Items from a figure collection:
=======

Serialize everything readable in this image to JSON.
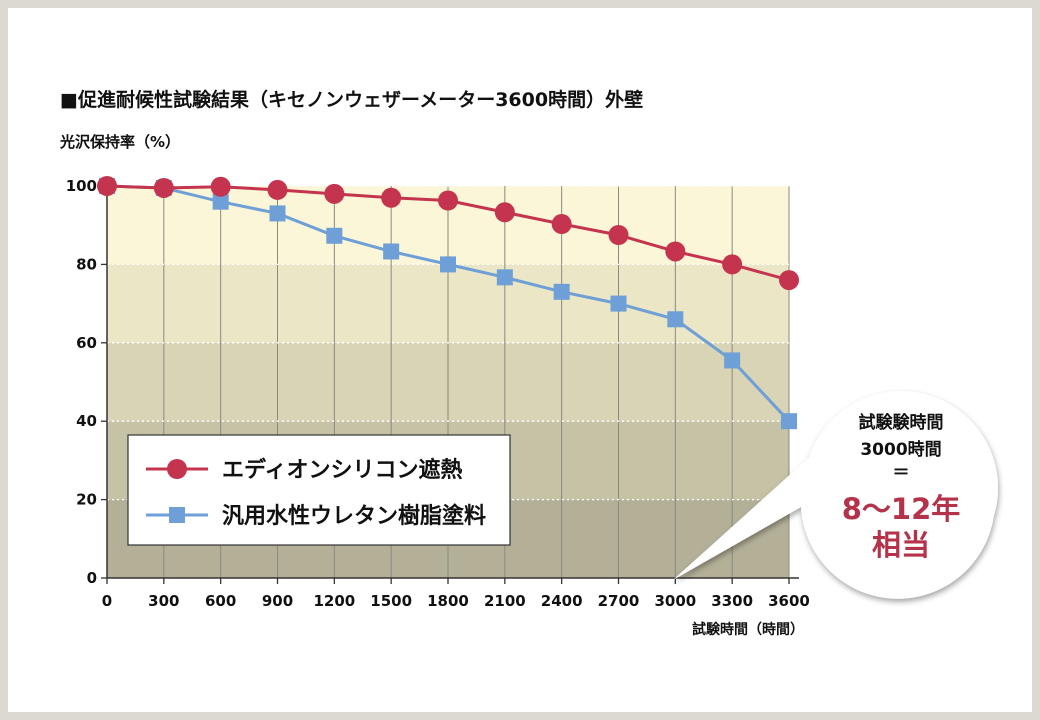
{
  "chart_data": {
    "type": "line",
    "title": "■促進耐候性試験結果（キセノンウェザーメーター3600時間）外壁",
    "ylabel": "光沢保持率（%）",
    "xlabel": "試験時間（時間）",
    "x": [
      0,
      300,
      600,
      900,
      1200,
      1500,
      1800,
      2100,
      2400,
      2700,
      3000,
      3300,
      3600
    ],
    "x_tick_labels": [
      "0",
      "300",
      "600",
      "900",
      "1200",
      "1500",
      "1800",
      "2100",
      "2400",
      "2700",
      "3000",
      "3300",
      "3600"
    ],
    "y_ticks": [
      0,
      20,
      40,
      60,
      80,
      100
    ],
    "ylim": [
      0,
      100
    ],
    "xlim": [
      0,
      3600
    ],
    "grid": true,
    "legend_position": "bottom-left",
    "series": [
      {
        "name": "エディオンシリコン遮熱",
        "color": "#c5344e",
        "marker": "circle",
        "values": [
          100,
          99.5,
          99.8,
          99,
          98,
          97,
          96.3,
          93.3,
          90.3,
          87.5,
          83.3,
          80,
          76
        ]
      },
      {
        "name": "汎用水性ウレタン樹脂塗料",
        "color": "#6e9fd6",
        "marker": "square",
        "values": [
          100,
          99.5,
          96,
          93,
          87.3,
          83.3,
          80,
          76.7,
          73,
          70,
          66,
          55.5,
          40
        ]
      }
    ],
    "callout": {
      "line1": "試験験時間",
      "line2": "3000時間",
      "line3": "＝",
      "line4": "8～12年",
      "line5": "相当"
    }
  }
}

=======

# Exercise requirements
Quote all the records verbatim, dropping any pictures from your copy.

# Correct output
Serialize everything readable in this image to JSON.
{
  "chart_data": {
    "type": "line",
    "title": "■促進耐候性試験結果（キセノンウェザーメーター3600時間）外壁",
    "ylabel": "光沢保持率（%）",
    "xlabel": "試験時間（時間）",
    "x": [
      0,
      300,
      600,
      900,
      1200,
      1500,
      1800,
      2100,
      2400,
      2700,
      3000,
      3300,
      3600
    ],
    "x_tick_labels": [
      "0",
      "300",
      "600",
      "900",
      "1200",
      "1500",
      "1800",
      "2100",
      "2400",
      "2700",
      "3000",
      "3300",
      "3600"
    ],
    "y_ticks": [
      0,
      20,
      40,
      60,
      80,
      100
    ],
    "ylim": [
      0,
      100
    ],
    "xlim": [
      0,
      3600
    ],
    "grid": true,
    "legend_position": "bottom-left",
    "series": [
      {
        "name": "エディオンシリコン遮熱",
        "color": "#c5344e",
        "marker": "circle",
        "values": [
          100,
          99.5,
          99.8,
          99,
          98,
          97,
          96.3,
          93.3,
          90.3,
          87.5,
          83.3,
          80,
          76
        ]
      },
      {
        "name": "汎用水性ウレタン樹脂塗料",
        "color": "#6e9fd6",
        "marker": "square",
        "values": [
          100,
          99.5,
          96,
          93,
          87.3,
          83.3,
          80,
          76.7,
          73,
          70,
          66,
          55.5,
          40
        ]
      }
    ],
    "callout": {
      "line1": "試験験時間",
      "line2": "3000時間",
      "line3": "＝",
      "line4": "8～12年",
      "line5": "相当"
    }
  }
}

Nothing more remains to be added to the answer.